For this exercise, repeat all of the material verbatim apart from its images.

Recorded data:
>> Begin
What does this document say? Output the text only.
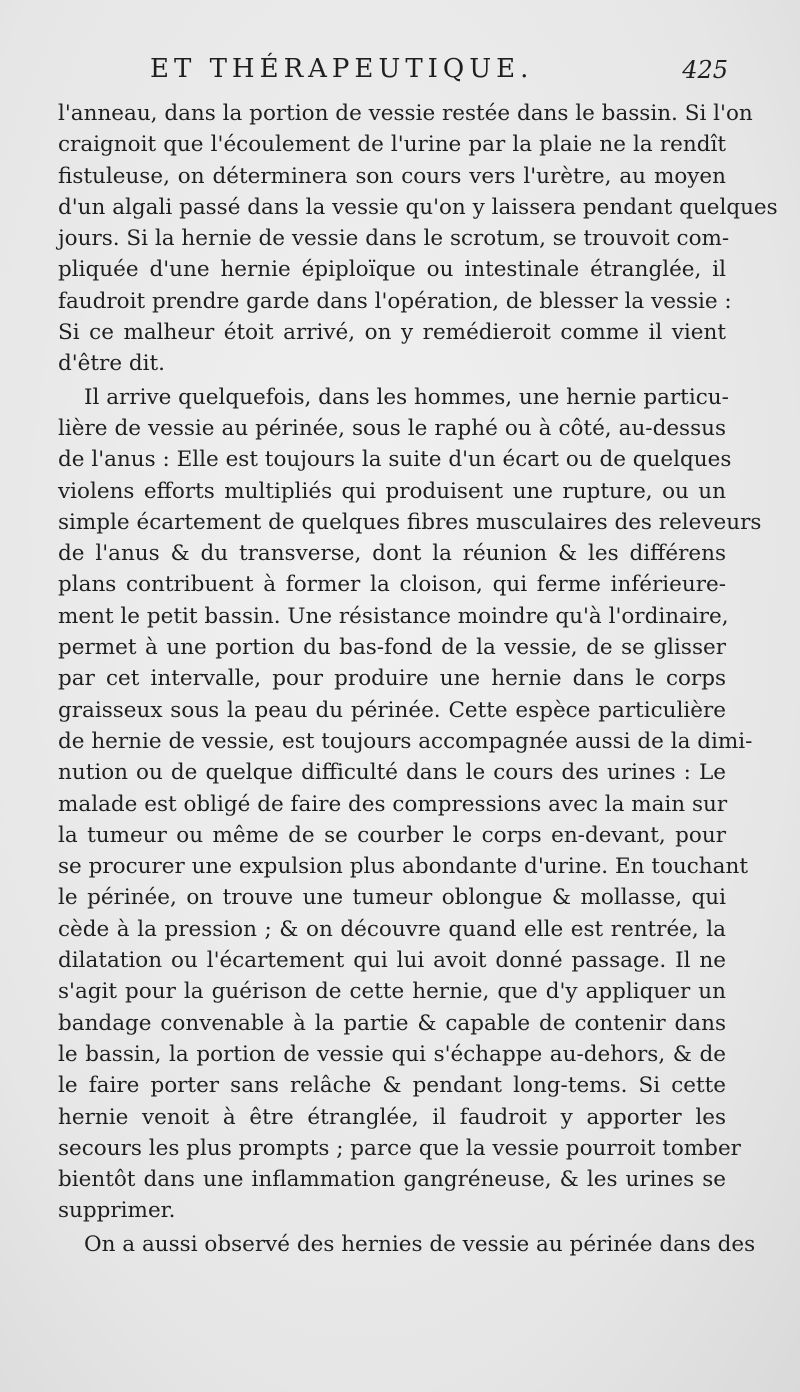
ET THÉRAPEUTIQUE.	425
l'anneau, dans la portion de vessie restée dans le bassin. Si l'on
craignoit que l'écoulement de l'urine par la plaie ne la rendît
fistuleuse, on déterminera son cours vers l'urètre, au moyen
d'un algali passé dans la vessie qu'on y laissera pendant quelques
jours. Si la hernie de vessie dans le scrotum, se trouvoit com-
pliquée d'une hernie épiploïque ou intestinale étranglée, il
faudroit prendre garde dans l'opération, de blesser la vessie :
Si ce malheur étoit arrivé, on y remédieroit comme il vient
d'être dit.
Il arrive quelquefois, dans les hommes, une hernie particu-
lière de vessie au périnée, sous le raphé ou à côté, au-dessus
de l'anus : Elle est toujours la suite d'un écart ou de quelques
violens efforts multipliés qui produisent une rupture, ou un
simple écartement de quelques fibres musculaires des releveurs
de l'anus & du transverse, dont la réunion & les différens
plans contribuent à former la cloison, qui ferme inférieure-
ment le petit bassin. Une résistance moindre qu'à l'ordinaire,
permet à une portion du bas-fond de la vessie, de se glisser
par cet intervalle, pour produire une hernie dans le corps
graisseux sous la peau du périnée. Cette espèce particulière
de hernie de vessie, est toujours accompagnée aussi de la dimi-
nution ou de quelque difficulté dans le cours des urines : Le
malade est obligé de faire des compressions avec la main sur
la tumeur ou même de se courber le corps en-devant, pour
se procurer une expulsion plus abondante d'urine. En touchant
le périnée, on trouve une tumeur oblongue & mollasse, qui
cède à la pression ; & on découvre quand elle est rentrée, la
dilatation ou l'écartement qui lui avoit donné passage. Il ne
s'agit pour la guérison de cette hernie, que d'y appliquer un
bandage convenable à la partie & capable de contenir dans
le bassin, la portion de vessie qui s'échappe au-dehors, & de
le faire porter sans relâche & pendant long-tems. Si cette
hernie venoit à être étranglée, il faudroit y apporter les
secours les plus prompts ; parce que la vessie pourroit tomber
bientôt dans une inflammation gangréneuse, & les urines se
supprimer.
On a aussi observé des hernies de vessie au périnée dans des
>> End
Output
What does this document say? Output the text only.
ET THÉRAPEUTIQUE.	425
l'anneau, dans la portion de vessie restée dans le bassin. Si l'on
craignoit que l'écoulement de l'urine par la plaie ne la rendît
fistuleuse, on déterminera son cours vers l'urètre, au moyen
d'un algali passé dans la vessie qu'on y laissera pendant quelques
jours. Si la hernie de vessie dans le scrotum, se trouvoit com-
pliquée d'une hernie épiploïque ou intestinale étranglée, il
faudroit prendre garde dans l'opération, de blesser la vessie :
Si ce malheur étoit arrivé, on y remédieroit comme il vient
d'être dit.
Il arrive quelquefois, dans les hommes, une hernie particu-
lière de vessie au périnée, sous le raphé ou à côté, au-dessus
de l'anus : Elle est toujours la suite d'un écart ou de quelques
violens efforts multipliés qui produisent une rupture, ou un
simple écartement de quelques fibres musculaires des releveurs
de l'anus & du transverse, dont la réunion & les différens
plans contribuent à former la cloison, qui ferme inférieure-
ment le petit bassin. Une résistance moindre qu'à l'ordinaire,
permet à une portion du bas-fond de la vessie, de se glisser
par cet intervalle, pour produire une hernie dans le corps
graisseux sous la peau du périnée. Cette espèce particulière
de hernie de vessie, est toujours accompagnée aussi de la dimi-
nution ou de quelque difficulté dans le cours des urines : Le
malade est obligé de faire des compressions avec la main sur
la tumeur ou même de se courber le corps en-devant, pour
se procurer une expulsion plus abondante d'urine. En touchant
le périnée, on trouve une tumeur oblongue & mollasse, qui
cède à la pression ; & on découvre quand elle est rentrée, la
dilatation ou l'écartement qui lui avoit donné passage. Il ne
s'agit pour la guérison de cette hernie, que d'y appliquer un
bandage convenable à la partie & capable de contenir dans
le bassin, la portion de vessie qui s'échappe au-dehors, & de
le faire porter sans relâche & pendant long-tems. Si cette
hernie venoit à être étranglée, il faudroit y apporter les
secours les plus prompts ; parce que la vessie pourroit tomber
bientôt dans une inflammation gangréneuse, & les urines se
supprimer.
On a aussi observé des hernies de vessie au périnée dans des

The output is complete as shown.